== WORK TO COMPLETE ==
Repeat the listing that follows, character for character, minus the pictures.

== EXCERPTED DATA ==

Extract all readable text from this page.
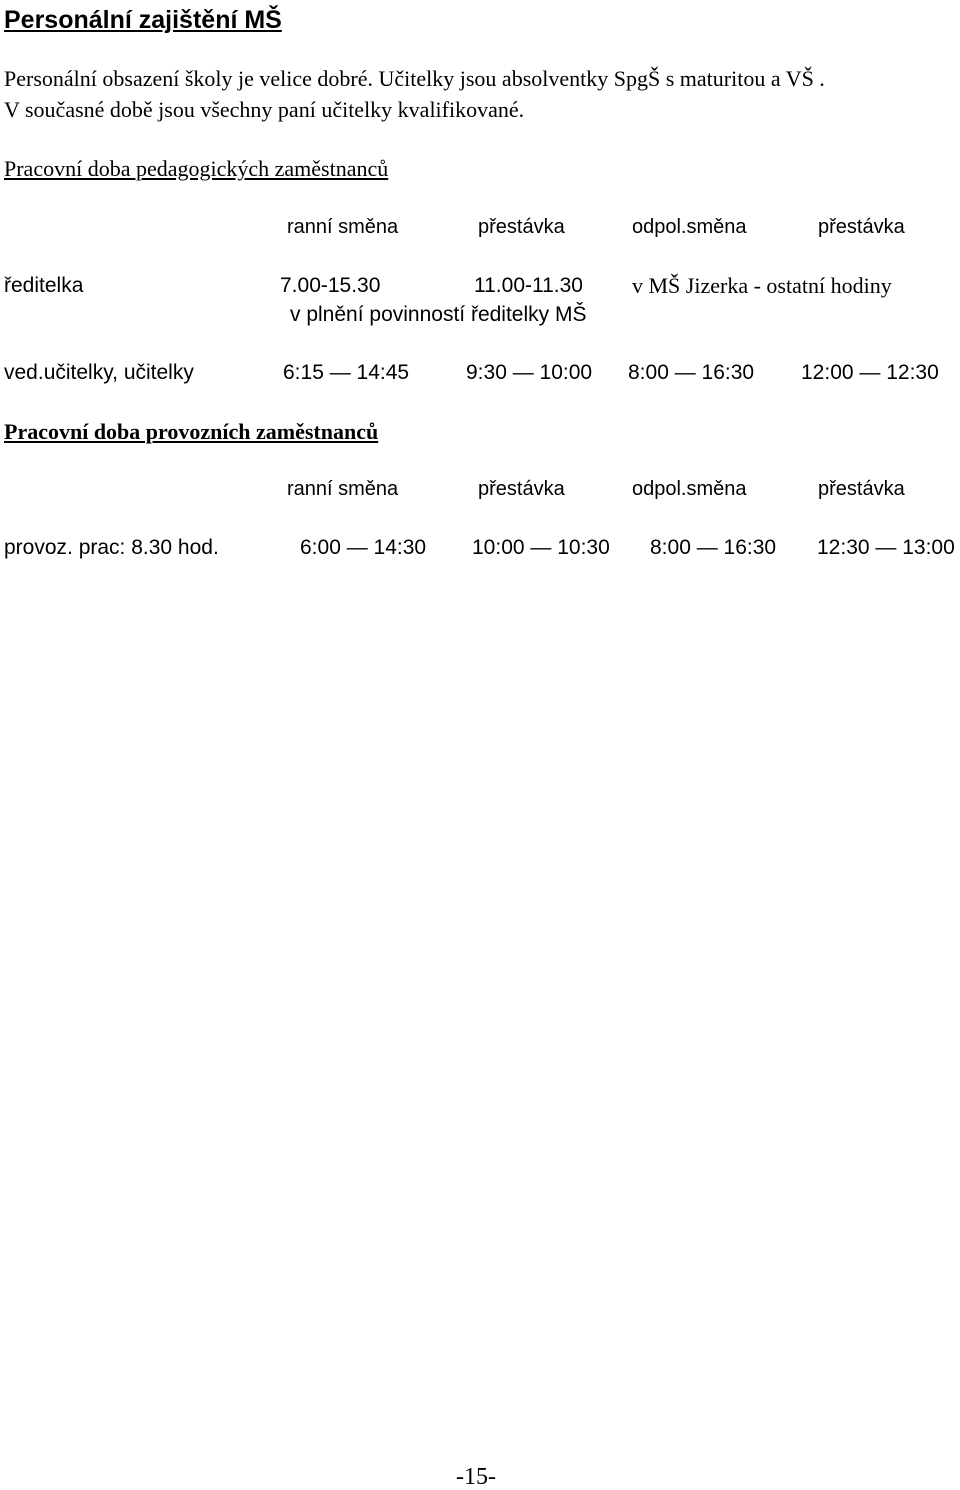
Personální zajištění MŠ
Personální obsazení školy je velice dobré. Učitelky jsou absolventky SpgŠ s maturitou a VŠ .
V současné době jsou všechny paní učitelky kvalifikované.
Pracovní doba pedagogických zaměstnanců
ranní směna	přestávka	odpol.směna	přestávka
ředitelka	7.00-15.30	11.00-11.30 v MŠ Jizerka - ostatní hodiny
v plnění povinností ředitelky MŠ
ved.učitelky, učitelky	6:15 — 14:45	9:30 — 10:00 8:00 — 16:30 12:00 — 12:30
Pracovní doba provozních zaměstnanců
ranní směna	přestávka	odpol.směna	přestávka
provoz. prac: 8.30 hod.	6:00 — 14:30 10:00 — 10:30 8:00 — 16:30 12:30 — 13:00
-15-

== RESULT BELOW ==
Extract all readable text from this page.
Personální zajištění MŠ
Personální obsazení školy je velice dobré. Učitelky jsou absolventky SpgŠ s maturitou a VŠ .
V současné době jsou všechny paní učitelky kvalifikované.
Pracovní doba pedagogických zaměstnanců
ranní směna	přestávka	odpol.směna	přestávka
ředitelka	7.00-15.30	11.00-11.30 v MŠ Jizerka - ostatní hodiny
v plnění povinností ředitelky MŠ
ved.učitelky, učitelky	6:15 — 14:45	9:30 — 10:00 8:00 — 16:30 12:00 — 12:30
Pracovní doba provozních zaměstnanců
ranní směna	přestávka	odpol.směna	přestávka
provoz. prac: 8.30 hod.	6:00 — 14:30 10:00 — 10:30 8:00 — 16:30 12:30 — 13:00
-15-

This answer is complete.